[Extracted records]
=-=-=-=-=
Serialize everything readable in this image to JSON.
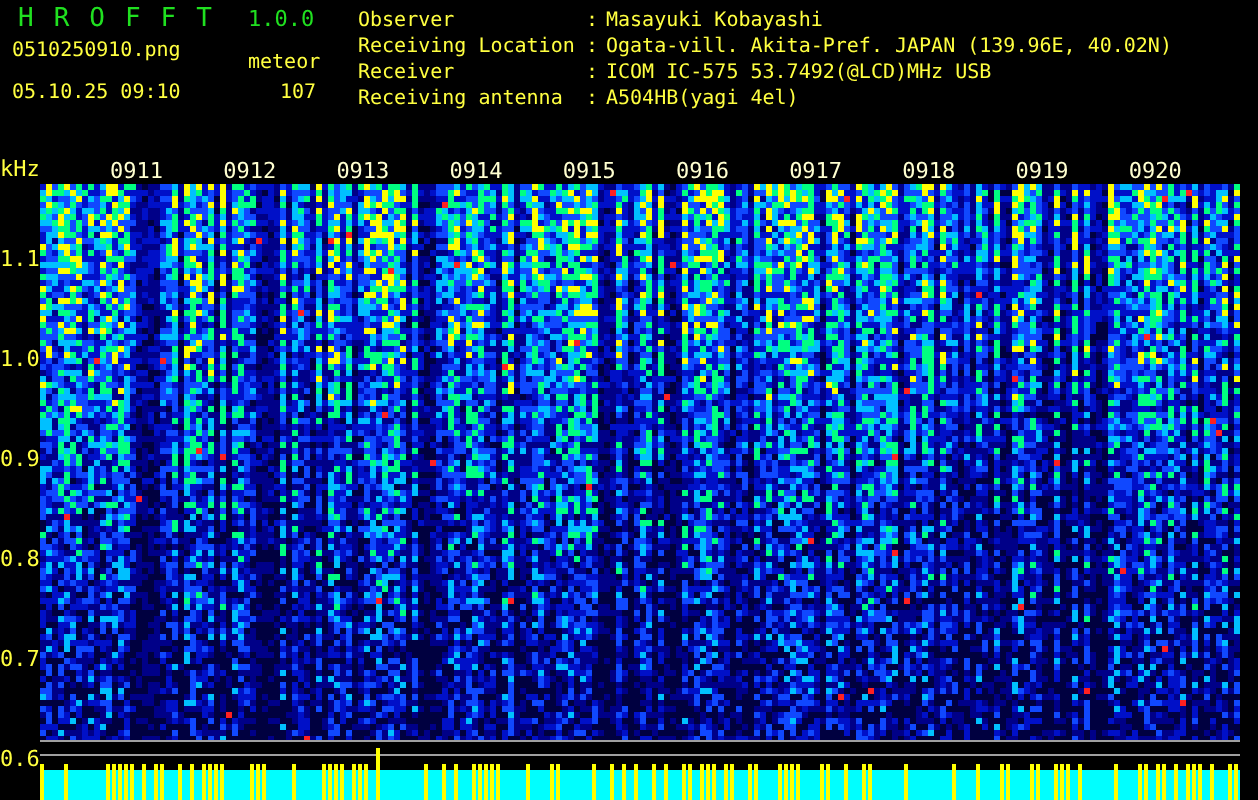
{
  "app": {
    "title": "HROFFT",
    "version": "1.0.0"
  },
  "file": "0510250910.png",
  "datetime": "05.10.25 09:10",
  "meteor": {
    "label": "meteor",
    "count": "107"
  },
  "info": [
    {
      "label": "Observer",
      "separator": ":",
      "value": "Masayuki Kobayashi"
    },
    {
      "label": "Receiving Location",
      "separator": ":",
      "value": "Ogata-vill. Akita-Pref. JAPAN (139.96E, 40.02N)"
    },
    {
      "label": "Receiver",
      "separator": ":",
      "value": "ICOM IC-575 53.7492(@LCD)MHz USB"
    },
    {
      "label": "Receiving antenna",
      "separator": ":",
      "value": "A504HB(yagi 4el)"
    }
  ],
  "spectrogram": {
    "unit": "kHz",
    "time_labels": [
      "0911",
      "0912",
      "0913",
      "0914",
      "0915",
      "0916",
      "0917",
      "0918",
      "0919",
      "0920"
    ],
    "freq_labels": [
      "1.1",
      "1.0",
      "0.9",
      "0.8",
      "0.7",
      "0.6"
    ]
  }
}
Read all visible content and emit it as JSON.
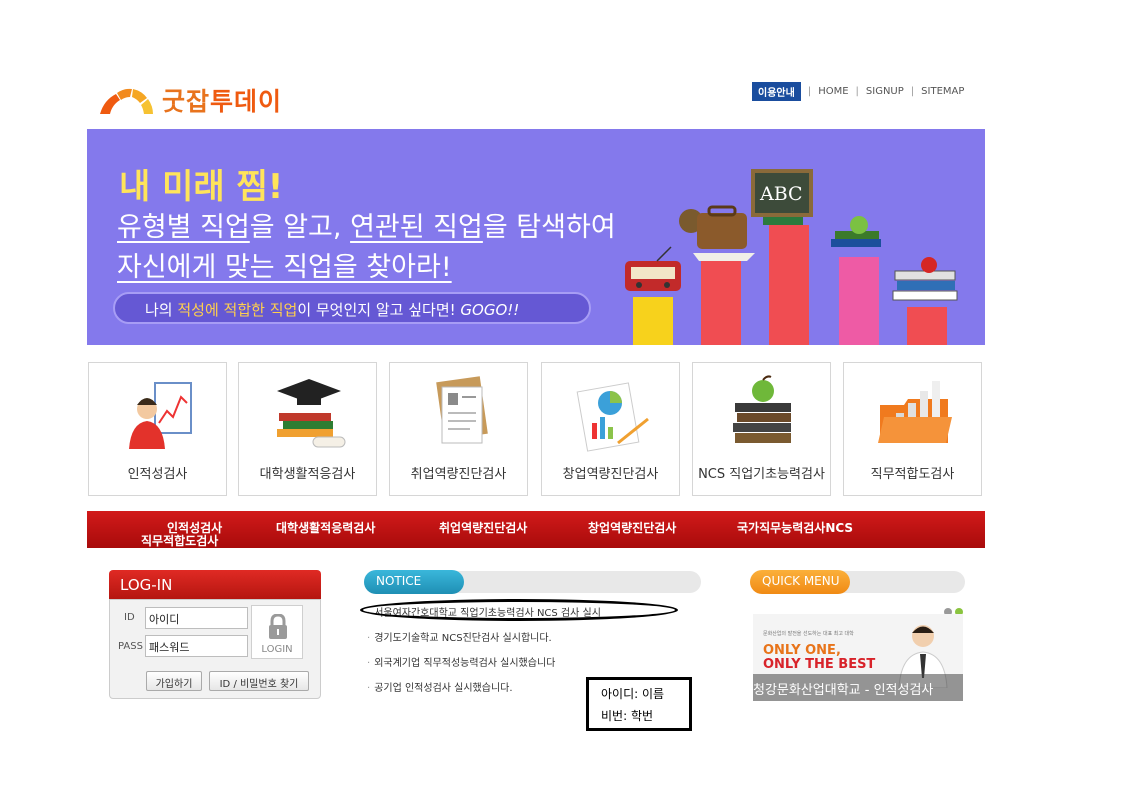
{
  "header": {
    "logo_text_a": "굿잡",
    "logo_text_b": "투데이",
    "nav": {
      "guide": "이용안내",
      "home": "HOME",
      "signup": "SIGNUP",
      "sitemap": "SITEMAP",
      "separator": "|"
    }
  },
  "banner": {
    "title": "내 미래 찜!",
    "line1_u1": "유형별 직업",
    "line1_t1": "을 알고, ",
    "line1_u2": "연관된 직업",
    "line1_t2": "을 탐색하여",
    "line2": "자신에게 맞는 직업을 찾아라!",
    "pill_pre": "나의 ",
    "pill_hl": "적성에 적합한 직업",
    "pill_post": "이 무엇인지 알고 싶다면! ",
    "pill_go": "GOGO!!",
    "board_text": "ABC"
  },
  "tests": [
    {
      "label": "인적성검사",
      "icon": "person-chart-icon"
    },
    {
      "label": "대학생활적응검사",
      "icon": "graduation-books-icon"
    },
    {
      "label": "취업역량진단검사",
      "icon": "resume-icon"
    },
    {
      "label": "창업역량진단검사",
      "icon": "pie-chart-icon"
    },
    {
      "label": "NCS 직업기초능력검사",
      "icon": "apple-books-icon"
    },
    {
      "label": "직무적합도검사",
      "icon": "bar-chart-folder-icon"
    }
  ],
  "redbar": {
    "item1": "인적성검사",
    "item1b": "직무적합도검사",
    "item2": "대학생활적응력검사",
    "item3": "취업역량진단검사",
    "item4": "창업역량진단검사",
    "item5": "국가직무능력검사NCS"
  },
  "login": {
    "title": "LOG-IN",
    "id_label": "ID",
    "id_value": "아이디",
    "pass_label": "PASS",
    "pass_value": "패스워드",
    "login_button": "LOGIN",
    "join_button": "가입하기",
    "find_button": "ID / 비밀번호 찾기"
  },
  "notice": {
    "title": "NOTICE",
    "items": [
      "서울여자간호대학교 직업기초능력검사 NCS 검사 실시",
      "경기도기술학교 NCS진단검사 실시합니다.",
      "외국계기업 직무적성능력검사 실시했습니다",
      "공기업 인적성검사 실시했습니다."
    ],
    "bullet": "·"
  },
  "annotation": {
    "line1": "아이디: 이름",
    "line2": "비번: 학번"
  },
  "quick_menu": {
    "title": "QUICK MENU",
    "small_text": "문화산업의 발전을 선도하는 대표 최고 대학",
    "slogan1": "ONLY ONE,",
    "slogan2": "ONLY THE BEST",
    "caption": "청강문화산업대학교 - 인적성검사"
  },
  "colors": {
    "brand_orange": "#ef5a10",
    "banner_purple": "#8479ec",
    "red_bar": "#c41414",
    "notice_teal": "#2aa3c9",
    "quick_orange": "#f5961f",
    "guide_blue": "#1a4d9e"
  }
}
=-=-=-=-=
• THE TASK: Write out the entries again, exactly as given, skipping any images.

• EXERCISE RESULT:
Serialize everything readable in this image to JSON.
{
  "app": {
    "title": "HROFFT",
    "version": "1.0.0"
  },
  "file": "0510250910.png",
  "datetime": "05.10.25 09:10",
  "meteor": {
    "label": "meteor",
    "count": "107"
  },
  "info": [
    {
      "label": "Observer",
      "separator": ":",
      "value": "Masayuki Kobayashi"
    },
    {
      "label": "Receiving Location",
      "separator": ":",
      "value": "Ogata-vill. Akita-Pref. JAPAN (139.96E, 40.02N)"
    },
    {
      "label": "Receiver",
      "separator": ":",
      "value": "ICOM IC-575 53.7492(@LCD)MHz USB"
    },
    {
      "label": "Receiving antenna",
      "separator": ":",
      "value": "A504HB(yagi 4el)"
    }
  ],
  "spectrogram": {
    "unit": "kHz",
    "time_labels": [
      "0911",
      "0912",
      "0913",
      "0914",
      "0915",
      "0916",
      "0917",
      "0918",
      "0919",
      "0920"
    ],
    "freq_labels": [
      "1.1",
      "1.0",
      "0.9",
      "0.8",
      "0.7",
      "0.6"
    ]
  }
}
Read all visible content and emit it as JSON.
{
  "header": {
    "logo_text_a": "굿잡",
    "logo_text_b": "투데이",
    "nav": {
      "guide": "이용안내",
      "home": "HOME",
      "signup": "SIGNUP",
      "sitemap": "SITEMAP",
      "separator": "|"
    }
  },
  "banner": {
    "title": "내 미래 찜!",
    "line1_u1": "유형별 직업",
    "line1_t1": "을 알고, ",
    "line1_u2": "연관된 직업",
    "line1_t2": "을 탐색하여",
    "line2": "자신에게 맞는 직업을 찾아라!",
    "pill_pre": "나의 ",
    "pill_hl": "적성에 적합한 직업",
    "pill_post": "이 무엇인지 알고 싶다면! ",
    "pill_go": "GOGO!!",
    "board_text": "ABC"
  },
  "tests": [
    {
      "label": "인적성검사",
      "icon": "person-chart-icon"
    },
    {
      "label": "대학생활적응검사",
      "icon": "graduation-books-icon"
    },
    {
      "label": "취업역량진단검사",
      "icon": "resume-icon"
    },
    {
      "label": "창업역량진단검사",
      "icon": "pie-chart-icon"
    },
    {
      "label": "NCS 직업기초능력검사",
      "icon": "apple-books-icon"
    },
    {
      "label": "직무적합도검사",
      "icon": "bar-chart-folder-icon"
    }
  ],
  "redbar": {
    "item1": "인적성검사",
    "item1b": "직무적합도검사",
    "item2": "대학생활적응력검사",
    "item3": "취업역량진단검사",
    "item4": "창업역량진단검사",
    "item5": "국가직무능력검사NCS"
  },
  "login": {
    "title": "LOG-IN",
    "id_label": "ID",
    "id_value": "아이디",
    "pass_label": "PASS",
    "pass_value": "패스워드",
    "login_button": "LOGIN",
    "join_button": "가입하기",
    "find_button": "ID / 비밀번호 찾기"
  },
  "notice": {
    "title": "NOTICE",
    "items": [
      "서울여자간호대학교 직업기초능력검사 NCS 검사 실시",
      "경기도기술학교 NCS진단검사 실시합니다.",
      "외국계기업 직무적성능력검사 실시했습니다",
      "공기업 인적성검사 실시했습니다."
    ],
    "bullet": "·"
  },
  "annotation": {
    "line1": "아이디: 이름",
    "line2": "비번: 학번"
  },
  "quick_menu": {
    "title": "QUICK MENU",
    "small_text": "문화산업의 발전을 선도하는 대표 최고 대학",
    "slogan1": "ONLY ONE,",
    "slogan2": "ONLY THE BEST",
    "caption": "청강문화산업대학교 - 인적성검사"
  },
  "colors": {
    "brand_orange": "#ef5a10",
    "banner_purple": "#8479ec",
    "red_bar": "#c41414",
    "notice_teal": "#2aa3c9",
    "quick_orange": "#f5961f",
    "guide_blue": "#1a4d9e"
  }
}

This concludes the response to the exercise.